● Required task
Give the records back in full, exactly as they read.

-- START OF Records for processing --

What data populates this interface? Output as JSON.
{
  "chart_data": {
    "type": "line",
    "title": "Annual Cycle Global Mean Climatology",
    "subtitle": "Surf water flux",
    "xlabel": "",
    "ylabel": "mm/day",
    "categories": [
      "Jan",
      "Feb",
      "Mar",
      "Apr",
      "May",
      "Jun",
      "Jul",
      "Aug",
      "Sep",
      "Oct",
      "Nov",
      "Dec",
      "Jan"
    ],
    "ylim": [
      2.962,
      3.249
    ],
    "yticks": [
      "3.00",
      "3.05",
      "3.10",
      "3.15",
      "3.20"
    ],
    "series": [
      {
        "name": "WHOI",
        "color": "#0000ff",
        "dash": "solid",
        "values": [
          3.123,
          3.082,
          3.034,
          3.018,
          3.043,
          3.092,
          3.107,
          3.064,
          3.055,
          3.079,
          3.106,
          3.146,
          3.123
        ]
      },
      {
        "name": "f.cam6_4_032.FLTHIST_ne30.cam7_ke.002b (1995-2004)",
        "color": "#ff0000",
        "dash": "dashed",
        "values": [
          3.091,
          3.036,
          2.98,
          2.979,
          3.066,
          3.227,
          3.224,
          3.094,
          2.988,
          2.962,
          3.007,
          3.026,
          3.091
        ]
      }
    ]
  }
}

-- END OF Records for processing --

● Result for this task
What data populates this interface? Output as JSON.
{
  "chart_data": {
    "type": "line",
    "title": "Annual Cycle Global Mean Climatology",
    "subtitle": "Surf water flux",
    "xlabel": "",
    "ylabel": "mm/day",
    "categories": [
      "Jan",
      "Feb",
      "Mar",
      "Apr",
      "May",
      "Jun",
      "Jul",
      "Aug",
      "Sep",
      "Oct",
      "Nov",
      "Dec",
      "Jan"
    ],
    "ylim": [
      2.962,
      3.249
    ],
    "yticks": [
      "3.00",
      "3.05",
      "3.10",
      "3.15",
      "3.20"
    ],
    "series": [
      {
        "name": "WHOI",
        "color": "#0000ff",
        "dash": "solid",
        "values": [
          3.123,
          3.082,
          3.034,
          3.018,
          3.043,
          3.092,
          3.107,
          3.064,
          3.055,
          3.079,
          3.106,
          3.146,
          3.123
        ]
      },
      {
        "name": "f.cam6_4_032.FLTHIST_ne30.cam7_ke.002b (1995-2004)",
        "color": "#ff0000",
        "dash": "dashed",
        "values": [
          3.091,
          3.036,
          2.98,
          2.979,
          3.066,
          3.227,
          3.224,
          3.094,
          2.988,
          2.962,
          3.007,
          3.026,
          3.091
        ]
      }
    ]
  }
}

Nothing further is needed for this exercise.